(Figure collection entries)
+ + + +

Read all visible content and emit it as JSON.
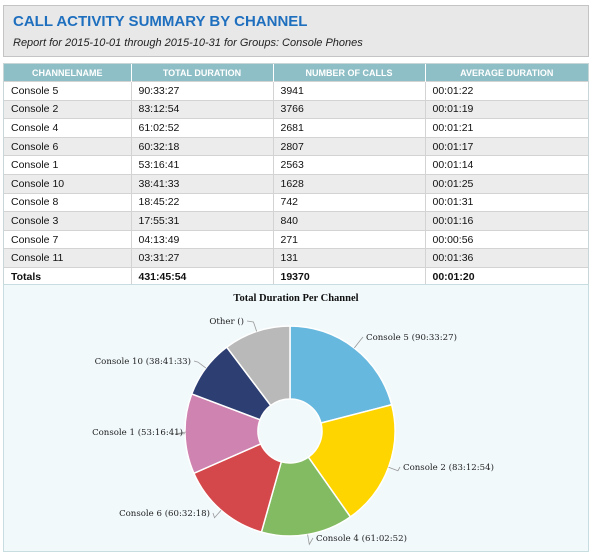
{
  "report": {
    "title": "CALL ACTIVITY SUMMARY BY CHANNEL",
    "subtitle": "Report for 2015-10-01 through 2015-10-31 for Groups: Console Phones"
  },
  "table": {
    "columns": [
      "CHANNELNAME",
      "TOTAL DURATION",
      "NUMBER OF CALLS",
      "AVERAGE DURATION"
    ],
    "rows": [
      [
        "Console 5",
        "90:33:27",
        "3941",
        "00:01:22"
      ],
      [
        "Console 2",
        "83:12:54",
        "3766",
        "00:01:19"
      ],
      [
        "Console 4",
        "61:02:52",
        "2681",
        "00:01:21"
      ],
      [
        "Console 6",
        "60:32:18",
        "2807",
        "00:01:17"
      ],
      [
        "Console 1",
        "53:16:41",
        "2563",
        "00:01:14"
      ],
      [
        "Console 10",
        "38:41:33",
        "1628",
        "00:01:25"
      ],
      [
        "Console 8",
        "18:45:22",
        "742",
        "00:01:31"
      ],
      [
        "Console 3",
        "17:55:31",
        "840",
        "00:01:16"
      ],
      [
        "Console 7",
        "04:13:49",
        "271",
        "00:00:56"
      ],
      [
        "Console 11",
        "03:31:27",
        "131",
        "00:01:36"
      ]
    ],
    "totals": [
      "Totals",
      "431:45:54",
      "19370",
      "00:01:20"
    ]
  },
  "chart_data": {
    "type": "pie",
    "title": "Total Duration Per Channel",
    "donut": true,
    "slices": [
      {
        "label": "Console 5 (90:33:27)",
        "value": 90.558,
        "color": "#67b8de"
      },
      {
        "label": "Console 2 (83:12:54)",
        "value": 83.215,
        "color": "#ffd500"
      },
      {
        "label": "Console 4 (61:02:52)",
        "value": 61.048,
        "color": "#82bb62"
      },
      {
        "label": "Console 6 (60:32:18)",
        "value": 60.538,
        "color": "#d4474a"
      },
      {
        "label": "Console 1 (53:16:41)",
        "value": 53.278,
        "color": "#cf83b0"
      },
      {
        "label": "Console 10 (38:41:33)",
        "value": 38.693,
        "color": "#2d3e72"
      },
      {
        "label": "Other ()",
        "value": 44.43,
        "color": "#b9b9b9"
      }
    ]
  }
}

+ + + +

§ Instructions for the task
Go through the entries above and output them exactly, without pictures.

§ Written reply
Read all visible content and emit it as JSON.
{
  "report": {
    "title": "CALL ACTIVITY SUMMARY BY CHANNEL",
    "subtitle": "Report for 2015-10-01 through 2015-10-31 for Groups: Console Phones"
  },
  "table": {
    "columns": [
      "CHANNELNAME",
      "TOTAL DURATION",
      "NUMBER OF CALLS",
      "AVERAGE DURATION"
    ],
    "rows": [
      [
        "Console 5",
        "90:33:27",
        "3941",
        "00:01:22"
      ],
      [
        "Console 2",
        "83:12:54",
        "3766",
        "00:01:19"
      ],
      [
        "Console 4",
        "61:02:52",
        "2681",
        "00:01:21"
      ],
      [
        "Console 6",
        "60:32:18",
        "2807",
        "00:01:17"
      ],
      [
        "Console 1",
        "53:16:41",
        "2563",
        "00:01:14"
      ],
      [
        "Console 10",
        "38:41:33",
        "1628",
        "00:01:25"
      ],
      [
        "Console 8",
        "18:45:22",
        "742",
        "00:01:31"
      ],
      [
        "Console 3",
        "17:55:31",
        "840",
        "00:01:16"
      ],
      [
        "Console 7",
        "04:13:49",
        "271",
        "00:00:56"
      ],
      [
        "Console 11",
        "03:31:27",
        "131",
        "00:01:36"
      ]
    ],
    "totals": [
      "Totals",
      "431:45:54",
      "19370",
      "00:01:20"
    ]
  },
  "chart_data": {
    "type": "pie",
    "title": "Total Duration Per Channel",
    "donut": true,
    "slices": [
      {
        "label": "Console 5 (90:33:27)",
        "value": 90.558,
        "color": "#67b8de"
      },
      {
        "label": "Console 2 (83:12:54)",
        "value": 83.215,
        "color": "#ffd500"
      },
      {
        "label": "Console 4 (61:02:52)",
        "value": 61.048,
        "color": "#82bb62"
      },
      {
        "label": "Console 6 (60:32:18)",
        "value": 60.538,
        "color": "#d4474a"
      },
      {
        "label": "Console 1 (53:16:41)",
        "value": 53.278,
        "color": "#cf83b0"
      },
      {
        "label": "Console 10 (38:41:33)",
        "value": 38.693,
        "color": "#2d3e72"
      },
      {
        "label": "Other ()",
        "value": 44.43,
        "color": "#b9b9b9"
      }
    ]
  }
}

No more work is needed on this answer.